> _Problem description_
Output a single figure: the number of lines in which the word "delle" appears.

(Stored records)
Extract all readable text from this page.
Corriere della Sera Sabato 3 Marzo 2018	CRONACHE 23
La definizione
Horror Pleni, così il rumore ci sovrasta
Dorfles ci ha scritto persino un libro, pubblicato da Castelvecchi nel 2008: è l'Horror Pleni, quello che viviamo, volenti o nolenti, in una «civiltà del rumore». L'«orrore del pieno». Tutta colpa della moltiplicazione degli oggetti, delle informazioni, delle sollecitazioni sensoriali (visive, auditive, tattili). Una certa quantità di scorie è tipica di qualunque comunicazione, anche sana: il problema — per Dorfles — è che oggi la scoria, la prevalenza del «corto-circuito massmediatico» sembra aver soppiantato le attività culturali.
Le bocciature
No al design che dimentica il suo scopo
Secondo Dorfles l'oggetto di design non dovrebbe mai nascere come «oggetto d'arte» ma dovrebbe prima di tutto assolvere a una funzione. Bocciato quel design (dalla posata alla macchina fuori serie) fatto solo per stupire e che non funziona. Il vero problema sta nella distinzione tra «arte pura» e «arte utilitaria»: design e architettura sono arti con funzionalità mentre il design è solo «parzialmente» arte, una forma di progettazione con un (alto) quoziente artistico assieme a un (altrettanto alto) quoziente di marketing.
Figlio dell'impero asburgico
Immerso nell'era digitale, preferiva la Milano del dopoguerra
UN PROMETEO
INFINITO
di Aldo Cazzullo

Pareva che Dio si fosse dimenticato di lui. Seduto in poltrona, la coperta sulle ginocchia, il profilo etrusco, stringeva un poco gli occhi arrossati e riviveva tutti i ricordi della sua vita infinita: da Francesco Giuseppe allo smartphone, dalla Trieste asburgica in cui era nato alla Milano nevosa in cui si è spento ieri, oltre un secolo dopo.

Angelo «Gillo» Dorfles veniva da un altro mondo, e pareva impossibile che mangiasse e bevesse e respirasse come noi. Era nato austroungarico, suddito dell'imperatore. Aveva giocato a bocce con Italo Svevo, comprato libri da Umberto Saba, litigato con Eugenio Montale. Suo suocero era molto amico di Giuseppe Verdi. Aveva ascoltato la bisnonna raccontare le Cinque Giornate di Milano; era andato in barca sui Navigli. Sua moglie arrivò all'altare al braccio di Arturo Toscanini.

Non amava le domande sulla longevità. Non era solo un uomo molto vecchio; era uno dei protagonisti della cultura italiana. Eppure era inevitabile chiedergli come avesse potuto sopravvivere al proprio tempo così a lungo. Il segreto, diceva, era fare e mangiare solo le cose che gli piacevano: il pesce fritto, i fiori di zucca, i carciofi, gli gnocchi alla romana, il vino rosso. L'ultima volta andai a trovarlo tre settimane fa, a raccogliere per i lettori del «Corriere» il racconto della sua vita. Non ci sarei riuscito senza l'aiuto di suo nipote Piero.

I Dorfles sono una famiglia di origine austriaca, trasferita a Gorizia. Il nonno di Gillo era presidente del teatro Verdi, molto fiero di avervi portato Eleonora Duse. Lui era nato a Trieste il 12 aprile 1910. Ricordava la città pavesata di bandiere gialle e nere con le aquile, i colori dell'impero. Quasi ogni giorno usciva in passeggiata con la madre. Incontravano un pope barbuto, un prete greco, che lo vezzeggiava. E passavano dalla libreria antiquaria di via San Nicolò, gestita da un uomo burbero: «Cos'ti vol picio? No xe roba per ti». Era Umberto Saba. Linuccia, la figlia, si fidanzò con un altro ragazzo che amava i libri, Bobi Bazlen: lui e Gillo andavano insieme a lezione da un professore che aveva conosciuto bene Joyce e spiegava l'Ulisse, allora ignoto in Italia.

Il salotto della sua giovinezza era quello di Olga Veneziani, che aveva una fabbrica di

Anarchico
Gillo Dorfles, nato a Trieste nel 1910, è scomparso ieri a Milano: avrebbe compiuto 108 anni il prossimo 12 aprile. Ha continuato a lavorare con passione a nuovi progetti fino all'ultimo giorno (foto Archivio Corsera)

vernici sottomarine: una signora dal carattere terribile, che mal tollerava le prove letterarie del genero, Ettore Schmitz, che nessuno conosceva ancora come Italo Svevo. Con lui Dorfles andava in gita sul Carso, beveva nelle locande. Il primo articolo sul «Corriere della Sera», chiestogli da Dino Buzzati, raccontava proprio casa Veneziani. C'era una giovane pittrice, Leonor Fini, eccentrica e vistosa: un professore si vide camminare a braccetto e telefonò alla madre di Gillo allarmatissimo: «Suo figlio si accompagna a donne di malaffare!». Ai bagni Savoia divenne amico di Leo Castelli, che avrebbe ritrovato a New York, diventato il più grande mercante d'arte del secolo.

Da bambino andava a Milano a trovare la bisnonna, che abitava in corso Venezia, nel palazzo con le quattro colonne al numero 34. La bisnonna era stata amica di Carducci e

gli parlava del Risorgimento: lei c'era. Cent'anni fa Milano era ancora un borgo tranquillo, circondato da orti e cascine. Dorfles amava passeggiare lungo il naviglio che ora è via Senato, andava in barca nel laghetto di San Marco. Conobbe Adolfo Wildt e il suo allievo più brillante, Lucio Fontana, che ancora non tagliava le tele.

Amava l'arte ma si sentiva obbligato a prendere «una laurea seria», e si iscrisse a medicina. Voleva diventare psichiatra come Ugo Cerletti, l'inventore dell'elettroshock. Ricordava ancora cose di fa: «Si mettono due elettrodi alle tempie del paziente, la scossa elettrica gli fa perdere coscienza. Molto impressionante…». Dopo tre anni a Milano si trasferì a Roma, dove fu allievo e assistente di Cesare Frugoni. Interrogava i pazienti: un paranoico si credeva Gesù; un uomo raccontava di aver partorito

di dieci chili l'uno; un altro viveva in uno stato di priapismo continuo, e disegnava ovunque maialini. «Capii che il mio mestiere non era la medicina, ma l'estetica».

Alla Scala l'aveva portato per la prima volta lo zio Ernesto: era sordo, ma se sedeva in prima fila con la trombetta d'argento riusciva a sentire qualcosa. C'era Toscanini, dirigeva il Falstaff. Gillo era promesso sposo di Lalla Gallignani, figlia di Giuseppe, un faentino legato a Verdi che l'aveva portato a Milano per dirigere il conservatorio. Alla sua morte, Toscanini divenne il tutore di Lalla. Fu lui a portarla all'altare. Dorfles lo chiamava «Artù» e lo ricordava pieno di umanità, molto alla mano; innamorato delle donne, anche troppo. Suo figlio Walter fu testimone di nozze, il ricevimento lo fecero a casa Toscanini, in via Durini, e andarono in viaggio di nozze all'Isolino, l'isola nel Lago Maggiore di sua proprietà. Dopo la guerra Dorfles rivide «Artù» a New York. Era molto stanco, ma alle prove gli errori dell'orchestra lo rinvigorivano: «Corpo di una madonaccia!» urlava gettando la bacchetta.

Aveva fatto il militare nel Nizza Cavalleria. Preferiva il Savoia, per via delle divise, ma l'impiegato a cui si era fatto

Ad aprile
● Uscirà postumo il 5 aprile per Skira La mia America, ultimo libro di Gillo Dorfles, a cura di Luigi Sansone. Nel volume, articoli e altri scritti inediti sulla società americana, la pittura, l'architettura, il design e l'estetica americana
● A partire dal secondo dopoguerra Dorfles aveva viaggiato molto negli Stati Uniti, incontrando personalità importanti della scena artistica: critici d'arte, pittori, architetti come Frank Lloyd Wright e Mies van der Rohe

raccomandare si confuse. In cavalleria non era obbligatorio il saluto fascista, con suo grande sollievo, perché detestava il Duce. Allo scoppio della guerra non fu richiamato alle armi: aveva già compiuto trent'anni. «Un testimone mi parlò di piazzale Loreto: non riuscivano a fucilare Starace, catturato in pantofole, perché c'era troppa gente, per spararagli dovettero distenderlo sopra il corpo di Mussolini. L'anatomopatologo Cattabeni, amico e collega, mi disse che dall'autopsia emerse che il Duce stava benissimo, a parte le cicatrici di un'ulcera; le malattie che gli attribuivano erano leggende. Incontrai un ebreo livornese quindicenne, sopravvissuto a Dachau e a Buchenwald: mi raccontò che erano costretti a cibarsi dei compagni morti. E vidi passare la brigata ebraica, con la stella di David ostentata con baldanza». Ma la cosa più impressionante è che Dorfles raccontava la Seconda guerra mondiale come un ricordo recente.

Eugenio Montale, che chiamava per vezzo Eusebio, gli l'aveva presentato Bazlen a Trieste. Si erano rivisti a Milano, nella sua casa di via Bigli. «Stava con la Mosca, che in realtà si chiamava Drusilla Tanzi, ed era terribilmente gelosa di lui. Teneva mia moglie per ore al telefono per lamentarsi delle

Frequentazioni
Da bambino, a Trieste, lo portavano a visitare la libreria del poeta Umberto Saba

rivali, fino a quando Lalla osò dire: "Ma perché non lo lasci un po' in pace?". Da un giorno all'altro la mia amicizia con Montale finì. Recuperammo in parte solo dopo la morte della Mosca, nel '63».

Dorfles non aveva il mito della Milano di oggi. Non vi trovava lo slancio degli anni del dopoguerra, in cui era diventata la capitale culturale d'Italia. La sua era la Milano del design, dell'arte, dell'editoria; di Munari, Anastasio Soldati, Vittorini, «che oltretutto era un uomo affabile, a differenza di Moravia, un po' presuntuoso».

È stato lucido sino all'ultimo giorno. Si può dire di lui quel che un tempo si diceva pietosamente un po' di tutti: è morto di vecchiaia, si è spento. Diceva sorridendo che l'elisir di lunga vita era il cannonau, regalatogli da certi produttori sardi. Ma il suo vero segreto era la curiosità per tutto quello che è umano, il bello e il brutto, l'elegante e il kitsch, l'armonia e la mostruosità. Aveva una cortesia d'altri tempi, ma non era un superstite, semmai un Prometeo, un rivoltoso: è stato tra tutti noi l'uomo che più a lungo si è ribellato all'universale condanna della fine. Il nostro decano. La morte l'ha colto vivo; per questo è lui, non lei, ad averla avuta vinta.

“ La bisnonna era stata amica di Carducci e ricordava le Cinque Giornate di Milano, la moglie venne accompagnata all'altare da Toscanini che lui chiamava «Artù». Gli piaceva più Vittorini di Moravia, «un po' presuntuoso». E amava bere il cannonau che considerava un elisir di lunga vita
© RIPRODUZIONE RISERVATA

> _Solution below_
4